Stated exercise: Retype every entry word for word.

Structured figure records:
<<<<

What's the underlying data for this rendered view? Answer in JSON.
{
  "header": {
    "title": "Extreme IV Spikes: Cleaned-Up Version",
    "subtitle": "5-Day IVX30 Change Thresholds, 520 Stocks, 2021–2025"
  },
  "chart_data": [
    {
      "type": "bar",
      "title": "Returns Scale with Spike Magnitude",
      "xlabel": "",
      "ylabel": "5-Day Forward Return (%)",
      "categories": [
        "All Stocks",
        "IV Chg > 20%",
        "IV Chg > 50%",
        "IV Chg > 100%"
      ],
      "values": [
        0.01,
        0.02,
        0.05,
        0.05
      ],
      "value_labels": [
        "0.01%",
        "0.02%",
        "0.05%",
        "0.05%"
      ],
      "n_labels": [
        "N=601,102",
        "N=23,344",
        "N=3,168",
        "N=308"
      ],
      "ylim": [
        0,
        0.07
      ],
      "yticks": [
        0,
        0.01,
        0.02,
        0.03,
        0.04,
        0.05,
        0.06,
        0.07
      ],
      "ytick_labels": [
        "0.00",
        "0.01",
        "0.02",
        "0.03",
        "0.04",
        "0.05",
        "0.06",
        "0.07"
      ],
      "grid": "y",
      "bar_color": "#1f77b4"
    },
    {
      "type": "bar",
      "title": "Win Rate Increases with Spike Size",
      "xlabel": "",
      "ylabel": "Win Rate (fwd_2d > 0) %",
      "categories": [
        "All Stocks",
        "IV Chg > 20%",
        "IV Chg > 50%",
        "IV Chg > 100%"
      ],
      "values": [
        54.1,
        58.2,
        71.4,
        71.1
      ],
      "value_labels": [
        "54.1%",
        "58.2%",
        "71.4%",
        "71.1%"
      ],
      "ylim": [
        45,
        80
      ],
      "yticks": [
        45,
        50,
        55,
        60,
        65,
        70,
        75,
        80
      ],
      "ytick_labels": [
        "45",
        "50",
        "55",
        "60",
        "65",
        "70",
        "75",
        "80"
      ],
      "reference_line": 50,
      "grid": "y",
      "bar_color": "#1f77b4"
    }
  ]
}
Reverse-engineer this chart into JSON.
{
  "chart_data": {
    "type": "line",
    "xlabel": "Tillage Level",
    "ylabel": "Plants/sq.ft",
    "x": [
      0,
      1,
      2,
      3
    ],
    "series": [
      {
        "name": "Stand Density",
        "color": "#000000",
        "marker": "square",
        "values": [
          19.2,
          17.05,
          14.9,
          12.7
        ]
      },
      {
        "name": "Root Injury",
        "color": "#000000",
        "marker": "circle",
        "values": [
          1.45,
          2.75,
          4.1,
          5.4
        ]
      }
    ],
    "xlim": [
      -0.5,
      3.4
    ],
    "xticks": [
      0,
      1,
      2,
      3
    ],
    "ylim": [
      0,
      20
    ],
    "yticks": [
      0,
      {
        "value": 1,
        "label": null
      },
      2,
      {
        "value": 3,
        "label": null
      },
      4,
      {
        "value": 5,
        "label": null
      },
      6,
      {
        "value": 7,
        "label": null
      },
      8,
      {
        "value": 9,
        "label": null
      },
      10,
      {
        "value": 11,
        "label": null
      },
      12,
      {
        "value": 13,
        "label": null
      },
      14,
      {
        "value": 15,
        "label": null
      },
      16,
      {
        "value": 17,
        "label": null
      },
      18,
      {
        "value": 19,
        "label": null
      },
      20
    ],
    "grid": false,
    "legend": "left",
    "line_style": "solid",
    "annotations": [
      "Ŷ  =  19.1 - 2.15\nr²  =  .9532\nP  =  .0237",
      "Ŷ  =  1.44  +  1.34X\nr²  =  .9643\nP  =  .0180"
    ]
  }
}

>>>>

Task answer:
What's the underlying data for this rendered view? Answer in JSON.
{
  "header": {
    "title": "Extreme IV Spikes: Cleaned-Up Version",
    "subtitle": "5-Day IVX30 Change Thresholds, 520 Stocks, 2021–2025"
  },
  "chart_data": [
    {
      "type": "bar",
      "title": "Returns Scale with Spike Magnitude",
      "xlabel": "",
      "ylabel": "5-Day Forward Return (%)",
      "categories": [
        "All Stocks",
        "IV Chg > 20%",
        "IV Chg > 50%",
        "IV Chg > 100%"
      ],
      "values": [
        0.01,
        0.02,
        0.05,
        0.05
      ],
      "value_labels": [
        "0.01%",
        "0.02%",
        "0.05%",
        "0.05%"
      ],
      "n_labels": [
        "N=601,102",
        "N=23,344",
        "N=3,168",
        "N=308"
      ],
      "ylim": [
        0,
        0.07
      ],
      "yticks": [
        0,
        0.01,
        0.02,
        0.03,
        0.04,
        0.05,
        0.06,
        0.07
      ],
      "ytick_labels": [
        "0.00",
        "0.01",
        "0.02",
        "0.03",
        "0.04",
        "0.05",
        "0.06",
        "0.07"
      ],
      "grid": "y",
      "bar_color": "#1f77b4"
    },
    {
      "type": "bar",
      "title": "Win Rate Increases with Spike Size",
      "xlabel": "",
      "ylabel": "Win Rate (fwd_2d > 0) %",
      "categories": [
        "All Stocks",
        "IV Chg > 20%",
        "IV Chg > 50%",
        "IV Chg > 100%"
      ],
      "values": [
        54.1,
        58.2,
        71.4,
        71.1
      ],
      "value_labels": [
        "54.1%",
        "58.2%",
        "71.4%",
        "71.1%"
      ],
      "ylim": [
        45,
        80
      ],
      "yticks": [
        45,
        50,
        55,
        60,
        65,
        70,
        75,
        80
      ],
      "ytick_labels": [
        "45",
        "50",
        "55",
        "60",
        "65",
        "70",
        "75",
        "80"
      ],
      "reference_line": 50,
      "grid": "y",
      "bar_color": "#1f77b4"
    }
  ]
}
Reverse-engineer this chart into JSON.
{
  "chart_data": {
    "type": "line",
    "xlabel": "Tillage Level",
    "ylabel": "Plants/sq.ft",
    "x": [
      0,
      1,
      2,
      3
    ],
    "series": [
      {
        "name": "Stand Density",
        "color": "#000000",
        "marker": "square",
        "values": [
          19.2,
          17.05,
          14.9,
          12.7
        ]
      },
      {
        "name": "Root Injury",
        "color": "#000000",
        "marker": "circle",
        "values": [
          1.45,
          2.75,
          4.1,
          5.4
        ]
      }
    ],
    "xlim": [
      -0.5,
      3.4
    ],
    "xticks": [
      0,
      1,
      2,
      3
    ],
    "ylim": [
      0,
      20
    ],
    "yticks": [
      0,
      {
        "value": 1,
        "label": null
      },
      2,
      {
        "value": 3,
        "label": null
      },
      4,
      {
        "value": 5,
        "label": null
      },
      6,
      {
        "value": 7,
        "label": null
      },
      8,
      {
        "value": 9,
        "label": null
      },
      10,
      {
        "value": 11,
        "label": null
      },
      12,
      {
        "value": 13,
        "label": null
      },
      14,
      {
        "value": 15,
        "label": null
      },
      16,
      {
        "value": 17,
        "label": null
      },
      18,
      {
        "value": 19,
        "label": null
      },
      20
    ],
    "grid": false,
    "legend": "left",
    "line_style": "solid",
    "annotations": [
      "Ŷ  =  19.1 - 2.15\nr²  =  .9532\nP  =  .0237",
      "Ŷ  =  1.44  +  1.34X\nr²  =  .9643\nP  =  .0180"
    ]
  }
}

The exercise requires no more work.